[Material for this exercise]:
--- begin ---

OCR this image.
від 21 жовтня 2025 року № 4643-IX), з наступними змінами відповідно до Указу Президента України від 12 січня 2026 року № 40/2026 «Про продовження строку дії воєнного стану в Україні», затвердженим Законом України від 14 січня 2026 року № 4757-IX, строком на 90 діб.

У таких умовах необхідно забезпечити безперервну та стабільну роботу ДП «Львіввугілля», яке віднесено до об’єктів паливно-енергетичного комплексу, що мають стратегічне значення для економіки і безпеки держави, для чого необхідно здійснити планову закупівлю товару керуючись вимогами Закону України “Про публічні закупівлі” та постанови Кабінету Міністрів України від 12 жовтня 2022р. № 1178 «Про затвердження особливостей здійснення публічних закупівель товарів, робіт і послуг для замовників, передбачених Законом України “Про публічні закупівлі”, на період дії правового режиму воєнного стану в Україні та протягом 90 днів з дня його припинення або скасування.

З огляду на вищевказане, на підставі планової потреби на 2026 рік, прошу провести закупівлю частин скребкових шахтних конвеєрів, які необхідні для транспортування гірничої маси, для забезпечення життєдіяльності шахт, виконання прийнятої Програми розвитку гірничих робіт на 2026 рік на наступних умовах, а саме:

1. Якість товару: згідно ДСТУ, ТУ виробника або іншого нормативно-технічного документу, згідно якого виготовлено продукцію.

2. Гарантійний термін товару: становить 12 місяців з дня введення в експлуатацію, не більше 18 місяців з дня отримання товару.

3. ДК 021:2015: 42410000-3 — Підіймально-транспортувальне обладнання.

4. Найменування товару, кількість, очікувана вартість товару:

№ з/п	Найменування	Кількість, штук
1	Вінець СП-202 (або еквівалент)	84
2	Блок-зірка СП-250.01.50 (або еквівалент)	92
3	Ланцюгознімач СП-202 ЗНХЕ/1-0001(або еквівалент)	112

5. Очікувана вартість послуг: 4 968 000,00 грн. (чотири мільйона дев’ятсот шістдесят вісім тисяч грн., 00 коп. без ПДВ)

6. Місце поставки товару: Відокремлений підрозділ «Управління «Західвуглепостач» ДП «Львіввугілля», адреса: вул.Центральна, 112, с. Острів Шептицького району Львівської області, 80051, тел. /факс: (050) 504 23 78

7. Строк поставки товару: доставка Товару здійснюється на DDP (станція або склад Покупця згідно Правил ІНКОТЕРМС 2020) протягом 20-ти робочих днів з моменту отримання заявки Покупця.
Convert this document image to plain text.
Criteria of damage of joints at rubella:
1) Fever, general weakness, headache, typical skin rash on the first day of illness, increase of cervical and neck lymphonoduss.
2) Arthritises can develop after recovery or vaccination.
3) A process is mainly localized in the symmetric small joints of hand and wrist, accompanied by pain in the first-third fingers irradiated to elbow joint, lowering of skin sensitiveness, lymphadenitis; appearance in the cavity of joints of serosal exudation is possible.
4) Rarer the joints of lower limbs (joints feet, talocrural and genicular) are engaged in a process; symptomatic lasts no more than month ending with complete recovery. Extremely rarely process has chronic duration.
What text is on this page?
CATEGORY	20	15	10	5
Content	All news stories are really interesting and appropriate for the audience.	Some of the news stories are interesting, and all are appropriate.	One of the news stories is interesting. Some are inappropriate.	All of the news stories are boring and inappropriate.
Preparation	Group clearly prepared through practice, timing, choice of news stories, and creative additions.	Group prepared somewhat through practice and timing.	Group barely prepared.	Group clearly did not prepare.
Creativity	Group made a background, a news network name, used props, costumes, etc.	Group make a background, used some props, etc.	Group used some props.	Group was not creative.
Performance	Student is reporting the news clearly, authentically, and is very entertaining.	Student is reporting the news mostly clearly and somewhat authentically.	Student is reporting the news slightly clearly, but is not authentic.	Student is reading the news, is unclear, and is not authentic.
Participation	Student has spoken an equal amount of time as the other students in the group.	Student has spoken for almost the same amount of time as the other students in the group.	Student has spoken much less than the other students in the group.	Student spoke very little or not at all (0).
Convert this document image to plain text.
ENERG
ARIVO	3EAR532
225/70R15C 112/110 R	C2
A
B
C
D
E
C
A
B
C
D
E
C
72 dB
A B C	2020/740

--- end ---

[Given instruction]:
From the records above, extract every entry verbatim.

[Output for this exercise]:
OCR this image.
від 21 жовтня 2025 року № 4643-IX), з наступними змінами відповідно до Указу Президента України від 12 січня 2026 року № 40/2026 «Про продовження строку дії воєнного стану в Україні», затвердженим Законом України від 14 січня 2026 року № 4757-IX, строком на 90 діб.

У таких умовах необхідно забезпечити безперервну та стабільну роботу ДП «Львіввугілля», яке віднесено до об’єктів паливно-енергетичного комплексу, що мають стратегічне значення для економіки і безпеки держави, для чого необхідно здійснити планову закупівлю товару керуючись вимогами Закону України “Про публічні закупівлі” та постанови Кабінету Міністрів України від 12 жовтня 2022р. № 1178 «Про затвердження особливостей здійснення публічних закупівель товарів, робіт і послуг для замовників, передбачених Законом України “Про публічні закупівлі”, на період дії правового режиму воєнного стану в Україні та протягом 90 днів з дня його припинення або скасування.

З огляду на вищевказане, на підставі планової потреби на 2026 рік, прошу провести закупівлю частин скребкових шахтних конвеєрів, які необхідні для транспортування гірничої маси, для забезпечення життєдіяльності шахт, виконання прийнятої Програми розвитку гірничих робіт на 2026 рік на наступних умовах, а саме:

1. Якість товару: згідно ДСТУ, ТУ виробника або іншого нормативно-технічного документу, згідно якого виготовлено продукцію.

2. Гарантійний термін товару: становить 12 місяців з дня введення в експлуатацію, не більше 18 місяців з дня отримання товару.

3. ДК 021:2015: 42410000-3 — Підіймально-транспортувальне обладнання.

4. Найменування товару, кількість, очікувана вартість товару:

№ з/п	Найменування	Кількість, штук
1	Вінець СП-202 (або еквівалент)	84
2	Блок-зірка СП-250.01.50 (або еквівалент)	92
3	Ланцюгознімач СП-202 ЗНХЕ/1-0001(або еквівалент)	112

5. Очікувана вартість послуг: 4 968 000,00 грн. (чотири мільйона дев’ятсот шістдесят вісім тисяч грн., 00 коп. без ПДВ)

6. Місце поставки товару: Відокремлений підрозділ «Управління «Західвуглепостач» ДП «Львіввугілля», адреса: вул.Центральна, 112, с. Острів Шептицького району Львівської області, 80051, тел. /факс: (050) 504 23 78

7. Строк поставки товару: доставка Товару здійснюється на DDP (станція або склад Покупця згідно Правил ІНКОТЕРМС 2020) протягом 20-ти робочих днів з моменту отримання заявки Покупця.
Convert this document image to plain text.
Criteria of damage of joints at rubella:
1) Fever, general weakness, headache, typical skin rash on the first day of illness, increase of cervical and neck lymphonoduss.
2) Arthritises can develop after recovery or vaccination.
3) A process is mainly localized in the symmetric small joints of hand and wrist, accompanied by pain in the first-third fingers irradiated to elbow joint, lowering of skin sensitiveness, lymphadenitis; appearance in the cavity of joints of serosal exudation is possible.
4) Rarer the joints of lower limbs (joints feet, talocrural and genicular) are engaged in a process; symptomatic lasts no more than month ending with complete recovery. Extremely rarely process has chronic duration.
What text is on this page?
CATEGORY	20	15	10	5
Content	All news stories are really interesting and appropriate for the audience.	Some of the news stories are interesting, and all are appropriate.	One of the news stories is interesting. Some are inappropriate.	All of the news stories are boring and inappropriate.
Preparation	Group clearly prepared through practice, timing, choice of news stories, and creative additions.	Group prepared somewhat through practice and timing.	Group barely prepared.	Group clearly did not prepare.
Creativity	Group made a background, a news network name, used props, costumes, etc.	Group make a background, used some props, etc.	Group used some props.	Group was not creative.
Performance	Student is reporting the news clearly, authentically, and is very entertaining.	Student is reporting the news mostly clearly and somewhat authentically.	Student is reporting the news slightly clearly, but is not authentic.	Student is reading the news, is unclear, and is not authentic.
Participation	Student has spoken an equal amount of time as the other students in the group.	Student has spoken for almost the same amount of time as the other students in the group.	Student has spoken much less than the other students in the group.	Student spoke very little or not at all (0).
Convert this document image to plain text.
ENERG
ARIVO	3EAR532
225/70R15C 112/110 R	C2
A
B
C
D
E
C
A
B
C
D
E
C
72 dB
A B C	2020/740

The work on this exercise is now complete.